GIVEN INSTRUCTION —
Set down every entry again word for word, please, but skip the pictures.

(Rows from a dataset)

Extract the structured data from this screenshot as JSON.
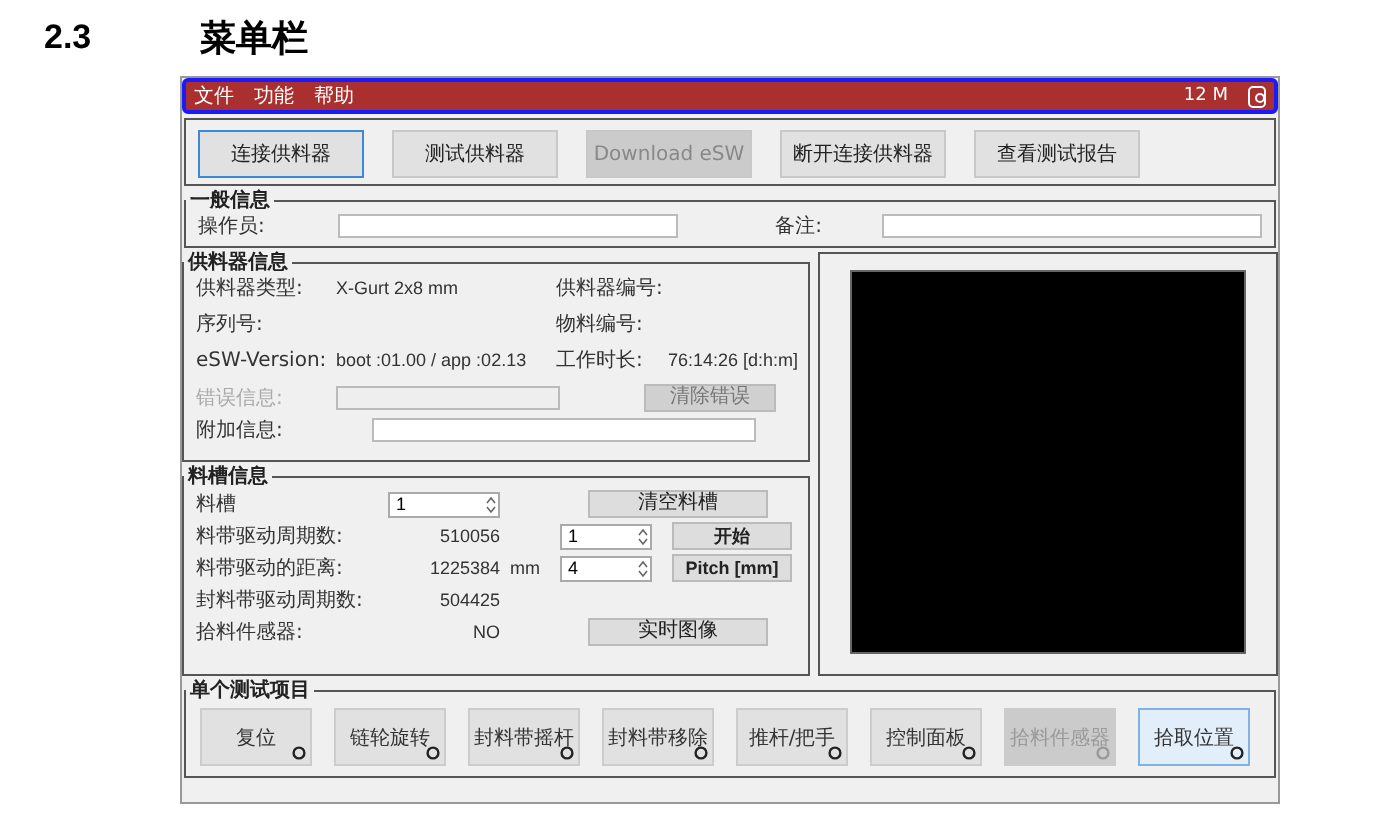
{
  "heading": {
    "number": "2.3",
    "title": "菜单栏"
  },
  "menu_bar": {
    "outlined": true,
    "items": [
      "文件",
      "功能",
      "帮助"
    ],
    "status": "12 M"
  },
  "toolbar": [
    {
      "label": "连接供料器",
      "selected": true,
      "disabled": false
    },
    {
      "label": "测试供料器",
      "selected": false,
      "disabled": false
    },
    {
      "label": "Download eSW",
      "selected": false,
      "disabled": true
    },
    {
      "label": "断开连接供料器",
      "selected": false,
      "disabled": false
    },
    {
      "label": "查看测试报告",
      "selected": false,
      "disabled": false
    }
  ],
  "general_info": {
    "title": "一般信息",
    "fields": [
      {
        "label": "操作员:"
      },
      {
        "label": "备注:"
      }
    ]
  },
  "feeder_info": {
    "title": "供料器信息",
    "details": [
      {
        "label": "供料器类型:",
        "value": "X-Gurt 2x8 mm"
      },
      {
        "label": "供料器编号:"
      },
      {
        "label": "序列号:"
      },
      {
        "label": "物料编号:"
      },
      {
        "label": "eSW-Version:",
        "value": "boot :01.00 / app :02.13"
      },
      {
        "label": "工作时长:",
        "value": "76:14:26 [d:h:m]"
      }
    ],
    "error": {
      "label": "错误信息:",
      "disabled": true,
      "button": "清除错误"
    },
    "extra": {
      "label": "附加信息:"
    }
  },
  "slot_info": {
    "title": "料槽信息",
    "rows": [
      {
        "kind": "spin_action",
        "label": "料槽",
        "spin": "1",
        "button": "清空料槽"
      },
      {
        "kind": "drive",
        "label": "料带驱动周期数:",
        "value": "510056",
        "spin": "1",
        "button": "开始"
      },
      {
        "kind": "drive",
        "label": "料带驱动的距离:",
        "value": "1225384",
        "unit": "mm",
        "spin": "4",
        "button": "Pitch [mm]"
      },
      {
        "kind": "value",
        "label": "封料带驱动周期数:",
        "value": "504425"
      },
      {
        "kind": "value_action",
        "label": "拾料件感器:",
        "value": "NO",
        "button": "实时图像"
      }
    ]
  },
  "test_items": {
    "title": "单个测试项目",
    "buttons": [
      {
        "label": "复位",
        "selected": false,
        "disabled": false
      },
      {
        "label": "链轮旋转",
        "selected": false,
        "disabled": false
      },
      {
        "label": "封料带摇杆",
        "selected": false,
        "disabled": false
      },
      {
        "label": "封料带移除",
        "selected": false,
        "disabled": false
      },
      {
        "label": "推杆/把手",
        "selected": false,
        "disabled": false
      },
      {
        "label": "控制面板",
        "selected": false,
        "disabled": false
      },
      {
        "label": "拾料件感器",
        "selected": false,
        "disabled": true
      },
      {
        "label": "拾取位置",
        "selected": true,
        "disabled": false
      }
    ]
  }
}
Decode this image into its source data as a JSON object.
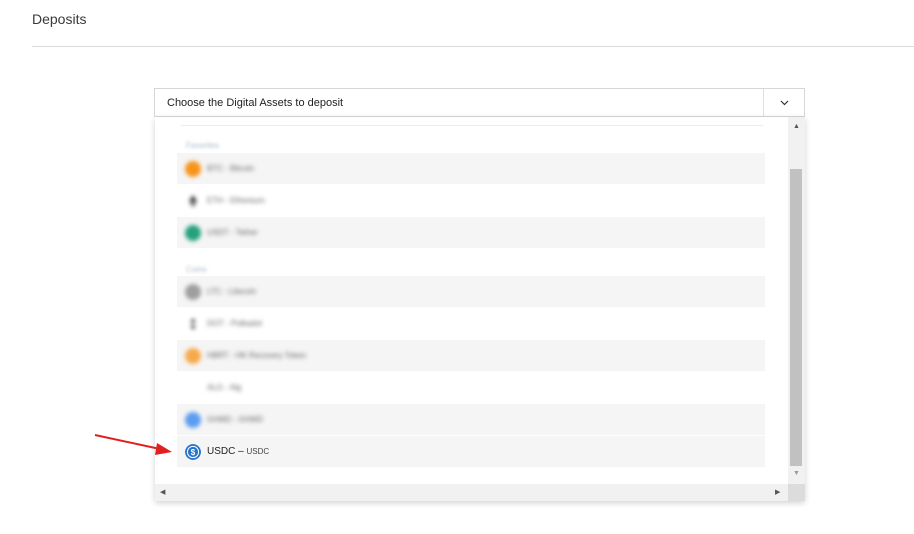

WRITTEN REPLY —
Extract the structured data from this screenshot as JSON.
{
  "heading": {
    "number": "2.3",
    "title": "菜单栏"
  },
  "menu_bar": {
    "outlined": true,
    "items": [
      "文件",
      "功能",
      "帮助"
    ],
    "status": "12 M"
  },
  "toolbar": [
    {
      "label": "连接供料器",
      "selected": true,
      "disabled": false
    },
    {
      "label": "测试供料器",
      "selected": false,
      "disabled": false
    },
    {
      "label": "Download eSW",
      "selected": false,
      "disabled": true
    },
    {
      "label": "断开连接供料器",
      "selected": false,
      "disabled": false
    },
    {
      "label": "查看测试报告",
      "selected": false,
      "disabled": false
    }
  ],
  "general_info": {
    "title": "一般信息",
    "fields": [
      {
        "label": "操作员:"
      },
      {
        "label": "备注:"
      }
    ]
  },
  "feeder_info": {
    "title": "供料器信息",
    "details": [
      {
        "label": "供料器类型:",
        "value": "X-Gurt 2x8 mm"
      },
      {
        "label": "供料器编号:"
      },
      {
        "label": "序列号:"
      },
      {
        "label": "物料编号:"
      },
      {
        "label": "eSW-Version:",
        "value": "boot :01.00 / app :02.13"
      },
      {
        "label": "工作时长:",
        "value": "76:14:26 [d:h:m]"
      }
    ],
    "error": {
      "label": "错误信息:",
      "disabled": true,
      "button": "清除错误"
    },
    "extra": {
      "label": "附加信息:"
    }
  },
  "slot_info": {
    "title": "料槽信息",
    "rows": [
      {
        "kind": "spin_action",
        "label": "料槽",
        "spin": "1",
        "button": "清空料槽"
      },
      {
        "kind": "drive",
        "label": "料带驱动周期数:",
        "value": "510056",
        "spin": "1",
        "button": "开始"
      },
      {
        "kind": "drive",
        "label": "料带驱动的距离:",
        "value": "1225384",
        "unit": "mm",
        "spin": "4",
        "button": "Pitch [mm]"
      },
      {
        "kind": "value",
        "label": "封料带驱动周期数:",
        "value": "504425"
      },
      {
        "kind": "value_action",
        "label": "拾料件感器:",
        "value": "NO",
        "button": "实时图像"
      }
    ]
  },
  "test_items": {
    "title": "单个测试项目",
    "buttons": [
      {
        "label": "复位",
        "selected": false,
        "disabled": false
      },
      {
        "label": "链轮旋转",
        "selected": false,
        "disabled": false
      },
      {
        "label": "封料带摇杆",
        "selected": false,
        "disabled": false
      },
      {
        "label": "封料带移除",
        "selected": false,
        "disabled": false
      },
      {
        "label": "推杆/把手",
        "selected": false,
        "disabled": false
      },
      {
        "label": "控制面板",
        "selected": false,
        "disabled": false
      },
      {
        "label": "拾料件感器",
        "selected": false,
        "disabled": true
      },
      {
        "label": "拾取位置",
        "selected": true,
        "disabled": false
      }
    ]
  }
}
Decode this image into its source data as a JSON object.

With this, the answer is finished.